▶ _TO DO_:
Summarize the parliamentary exchange below in two sentences.

▶ _EXTRACT_:
____
I both sympathise with and accept the rebuke from the hon. Member for Edinburgh, South (Sir W. Darling). He desired me to say what the Clause does. It does not increase anybody's liability at 966 all. It does what I may refer to as the first St. Aubyn case showed to be necessary. If a life interest was disposed of in certain circumstances, the matter could be got round by having not one but two dispositions. Clause 34, in effect, says that a person shall. no longer be able to use the device of having two dispositions instead of one That is all it does. I hesitate to be rebuked again; I said "stop up a gap," and it was the hon. Member for Chichester (Mr. Joynson-Hicks) who used the word "loophole."
§ Mr. Joynson-HicksFollowing the example that had been set.
§ The Solicitor-GeneralWhatever the appropriate word may be, I am quite sure the hon. Gentleman knows what I mean. Subsection (2) does a slightly different thing. If one parts with a life interest and reserves a benefit for oneself, the property in which the life interest subsists passes on the death, and Estate Duty is attracted. It has been held in various cases decided on the subject that that does not apply unless—and I now use words used in those cases—the reservation is referable to the parting with the life interest. That is the rather loose wording which was of necessity used in those cases. It was a rather indefinite conception which they were endeavouring to reproduce.
____
▶ _EXCERPTED RECORDS_:
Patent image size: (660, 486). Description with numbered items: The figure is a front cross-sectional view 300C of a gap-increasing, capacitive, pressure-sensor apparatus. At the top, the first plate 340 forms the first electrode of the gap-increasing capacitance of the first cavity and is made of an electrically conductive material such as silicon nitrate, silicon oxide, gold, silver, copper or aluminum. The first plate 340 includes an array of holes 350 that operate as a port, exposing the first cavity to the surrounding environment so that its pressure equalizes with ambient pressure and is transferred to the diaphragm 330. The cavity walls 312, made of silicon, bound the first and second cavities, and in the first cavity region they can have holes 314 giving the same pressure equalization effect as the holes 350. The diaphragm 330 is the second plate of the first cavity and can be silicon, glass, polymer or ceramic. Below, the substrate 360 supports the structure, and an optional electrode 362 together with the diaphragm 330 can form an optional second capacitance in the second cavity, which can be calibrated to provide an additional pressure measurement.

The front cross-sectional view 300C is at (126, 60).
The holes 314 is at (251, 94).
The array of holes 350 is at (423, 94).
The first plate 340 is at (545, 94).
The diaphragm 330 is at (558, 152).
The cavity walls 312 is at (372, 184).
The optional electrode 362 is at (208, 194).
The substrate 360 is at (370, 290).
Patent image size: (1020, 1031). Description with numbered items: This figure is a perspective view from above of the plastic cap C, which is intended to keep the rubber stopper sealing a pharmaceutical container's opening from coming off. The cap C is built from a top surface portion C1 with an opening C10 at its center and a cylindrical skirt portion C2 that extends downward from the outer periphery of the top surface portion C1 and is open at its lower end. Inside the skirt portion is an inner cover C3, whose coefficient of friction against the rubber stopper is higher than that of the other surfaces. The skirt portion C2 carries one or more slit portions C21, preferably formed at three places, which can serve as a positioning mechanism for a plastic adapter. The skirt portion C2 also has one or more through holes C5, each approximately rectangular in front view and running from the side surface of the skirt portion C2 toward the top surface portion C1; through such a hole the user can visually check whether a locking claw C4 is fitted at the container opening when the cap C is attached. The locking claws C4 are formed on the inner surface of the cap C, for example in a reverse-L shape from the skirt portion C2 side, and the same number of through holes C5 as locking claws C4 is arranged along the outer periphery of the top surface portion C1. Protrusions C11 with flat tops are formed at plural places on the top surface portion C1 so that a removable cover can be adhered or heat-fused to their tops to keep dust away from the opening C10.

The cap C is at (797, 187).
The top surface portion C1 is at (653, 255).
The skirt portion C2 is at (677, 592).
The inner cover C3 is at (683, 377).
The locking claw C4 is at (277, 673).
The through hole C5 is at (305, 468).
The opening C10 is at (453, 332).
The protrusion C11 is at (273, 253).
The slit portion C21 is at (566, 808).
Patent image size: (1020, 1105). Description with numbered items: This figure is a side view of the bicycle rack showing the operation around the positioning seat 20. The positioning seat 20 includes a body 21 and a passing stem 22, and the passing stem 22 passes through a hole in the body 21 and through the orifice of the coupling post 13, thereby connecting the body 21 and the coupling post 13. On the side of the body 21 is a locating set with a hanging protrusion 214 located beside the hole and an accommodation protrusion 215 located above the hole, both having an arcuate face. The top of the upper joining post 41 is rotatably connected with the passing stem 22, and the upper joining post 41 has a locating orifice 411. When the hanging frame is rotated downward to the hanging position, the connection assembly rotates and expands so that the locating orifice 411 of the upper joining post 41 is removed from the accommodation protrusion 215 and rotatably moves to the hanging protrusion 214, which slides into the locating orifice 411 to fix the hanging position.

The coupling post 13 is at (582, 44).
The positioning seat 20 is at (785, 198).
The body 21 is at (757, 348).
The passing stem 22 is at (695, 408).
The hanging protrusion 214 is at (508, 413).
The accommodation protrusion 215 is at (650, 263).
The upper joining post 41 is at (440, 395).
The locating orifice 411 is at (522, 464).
____
▶ _TASK OUTPUT_:
The Solicitor-General explains that Clause 34 increases no one's liability and only stops a person from using two dispositions instead of one when disposing of a life interest, a need shown by the first St. Aubyn case. He adds that Subsection (2) deals with parting with a life interest while reserving a benefit, where cases held that Estate Duty applies only if the reservation is referable to the parting, a wording he calls loose and indefinite.